#### Excerpts from a figure dataset
--- start ---
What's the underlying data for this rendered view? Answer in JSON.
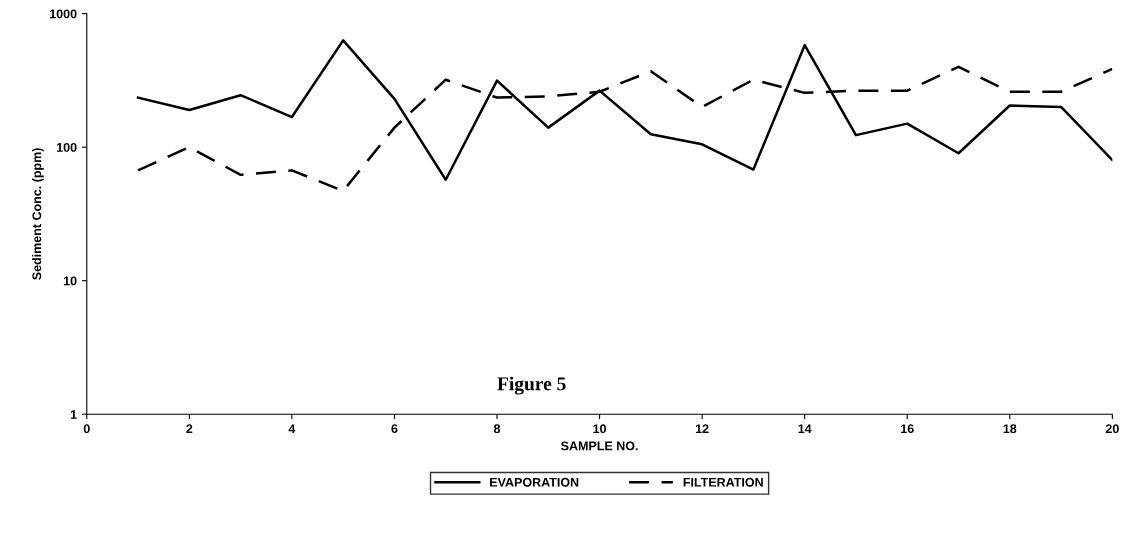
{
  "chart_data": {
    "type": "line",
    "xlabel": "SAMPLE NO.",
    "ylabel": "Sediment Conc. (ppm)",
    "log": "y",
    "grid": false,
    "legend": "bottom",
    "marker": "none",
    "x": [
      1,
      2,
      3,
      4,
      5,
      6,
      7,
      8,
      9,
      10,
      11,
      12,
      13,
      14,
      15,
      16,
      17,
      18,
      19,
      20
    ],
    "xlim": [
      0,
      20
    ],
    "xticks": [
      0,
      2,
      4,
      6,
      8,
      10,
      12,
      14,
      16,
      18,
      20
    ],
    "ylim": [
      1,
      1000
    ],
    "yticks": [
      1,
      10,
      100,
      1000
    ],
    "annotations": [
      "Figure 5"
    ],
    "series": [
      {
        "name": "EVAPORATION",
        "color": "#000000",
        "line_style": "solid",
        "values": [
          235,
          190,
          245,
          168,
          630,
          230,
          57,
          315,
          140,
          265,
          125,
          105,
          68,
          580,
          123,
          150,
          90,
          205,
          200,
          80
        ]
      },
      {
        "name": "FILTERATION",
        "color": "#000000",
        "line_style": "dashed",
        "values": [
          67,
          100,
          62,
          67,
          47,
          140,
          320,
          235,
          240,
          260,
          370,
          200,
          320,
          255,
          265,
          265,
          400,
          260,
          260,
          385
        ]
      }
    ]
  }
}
--- end ---
--- start ---
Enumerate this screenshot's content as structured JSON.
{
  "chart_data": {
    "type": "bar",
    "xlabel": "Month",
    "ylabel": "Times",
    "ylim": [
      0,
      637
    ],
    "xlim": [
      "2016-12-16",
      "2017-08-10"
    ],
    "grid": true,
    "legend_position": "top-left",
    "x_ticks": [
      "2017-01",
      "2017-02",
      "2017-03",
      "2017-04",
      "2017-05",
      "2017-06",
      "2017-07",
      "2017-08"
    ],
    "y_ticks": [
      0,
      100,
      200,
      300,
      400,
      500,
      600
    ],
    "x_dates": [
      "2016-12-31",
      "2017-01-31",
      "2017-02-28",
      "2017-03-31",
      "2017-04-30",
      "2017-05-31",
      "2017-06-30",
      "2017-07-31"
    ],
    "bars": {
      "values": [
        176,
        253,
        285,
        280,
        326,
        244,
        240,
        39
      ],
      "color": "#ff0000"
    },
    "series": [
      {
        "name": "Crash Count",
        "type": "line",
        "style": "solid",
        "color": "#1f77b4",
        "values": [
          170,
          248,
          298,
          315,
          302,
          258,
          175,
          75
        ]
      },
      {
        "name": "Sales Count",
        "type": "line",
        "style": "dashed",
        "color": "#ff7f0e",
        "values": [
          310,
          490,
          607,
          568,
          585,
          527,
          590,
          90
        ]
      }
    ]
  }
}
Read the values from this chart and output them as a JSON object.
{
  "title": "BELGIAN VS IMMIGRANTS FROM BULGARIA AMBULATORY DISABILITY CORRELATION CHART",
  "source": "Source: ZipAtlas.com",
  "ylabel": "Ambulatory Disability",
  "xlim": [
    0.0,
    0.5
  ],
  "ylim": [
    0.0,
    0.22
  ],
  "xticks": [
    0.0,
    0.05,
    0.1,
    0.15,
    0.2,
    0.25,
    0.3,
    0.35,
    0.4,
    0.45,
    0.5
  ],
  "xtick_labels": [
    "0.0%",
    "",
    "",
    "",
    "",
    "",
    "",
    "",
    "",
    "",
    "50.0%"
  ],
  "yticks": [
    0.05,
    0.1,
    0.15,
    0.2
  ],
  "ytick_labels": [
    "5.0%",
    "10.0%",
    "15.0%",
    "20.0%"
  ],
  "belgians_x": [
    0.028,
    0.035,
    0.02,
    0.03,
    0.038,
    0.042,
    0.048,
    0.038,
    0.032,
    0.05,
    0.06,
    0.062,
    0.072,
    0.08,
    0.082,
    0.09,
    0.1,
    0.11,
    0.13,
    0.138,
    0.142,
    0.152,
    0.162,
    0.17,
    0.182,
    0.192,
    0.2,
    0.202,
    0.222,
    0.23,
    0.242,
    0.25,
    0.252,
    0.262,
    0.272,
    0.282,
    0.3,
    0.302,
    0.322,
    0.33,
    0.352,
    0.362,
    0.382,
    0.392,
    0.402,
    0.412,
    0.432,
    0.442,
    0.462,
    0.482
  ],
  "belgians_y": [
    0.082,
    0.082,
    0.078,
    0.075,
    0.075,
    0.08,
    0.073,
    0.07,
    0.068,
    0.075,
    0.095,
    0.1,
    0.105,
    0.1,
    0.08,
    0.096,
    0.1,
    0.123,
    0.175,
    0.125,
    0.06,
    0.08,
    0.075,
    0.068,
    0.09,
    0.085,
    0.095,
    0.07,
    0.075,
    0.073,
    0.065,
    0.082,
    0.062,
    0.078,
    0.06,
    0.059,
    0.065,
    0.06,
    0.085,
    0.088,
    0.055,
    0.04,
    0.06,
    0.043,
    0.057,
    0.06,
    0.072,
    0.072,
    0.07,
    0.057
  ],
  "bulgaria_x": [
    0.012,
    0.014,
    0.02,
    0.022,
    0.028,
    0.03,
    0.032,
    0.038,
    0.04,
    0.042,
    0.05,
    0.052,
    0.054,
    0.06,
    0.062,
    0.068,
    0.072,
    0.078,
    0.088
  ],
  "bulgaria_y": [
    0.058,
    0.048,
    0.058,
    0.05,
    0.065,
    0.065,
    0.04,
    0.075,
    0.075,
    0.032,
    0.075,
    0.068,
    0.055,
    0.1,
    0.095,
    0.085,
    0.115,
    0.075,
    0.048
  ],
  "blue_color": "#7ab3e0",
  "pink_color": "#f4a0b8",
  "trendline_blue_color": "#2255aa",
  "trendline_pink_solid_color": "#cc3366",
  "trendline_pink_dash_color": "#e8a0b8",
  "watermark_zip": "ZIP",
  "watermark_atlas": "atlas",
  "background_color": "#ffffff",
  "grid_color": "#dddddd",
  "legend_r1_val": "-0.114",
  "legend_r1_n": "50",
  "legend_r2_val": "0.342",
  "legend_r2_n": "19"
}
--- end ---
#### What you should do
From the material above, count the lines that include "name" and give only the total.

#### Output
4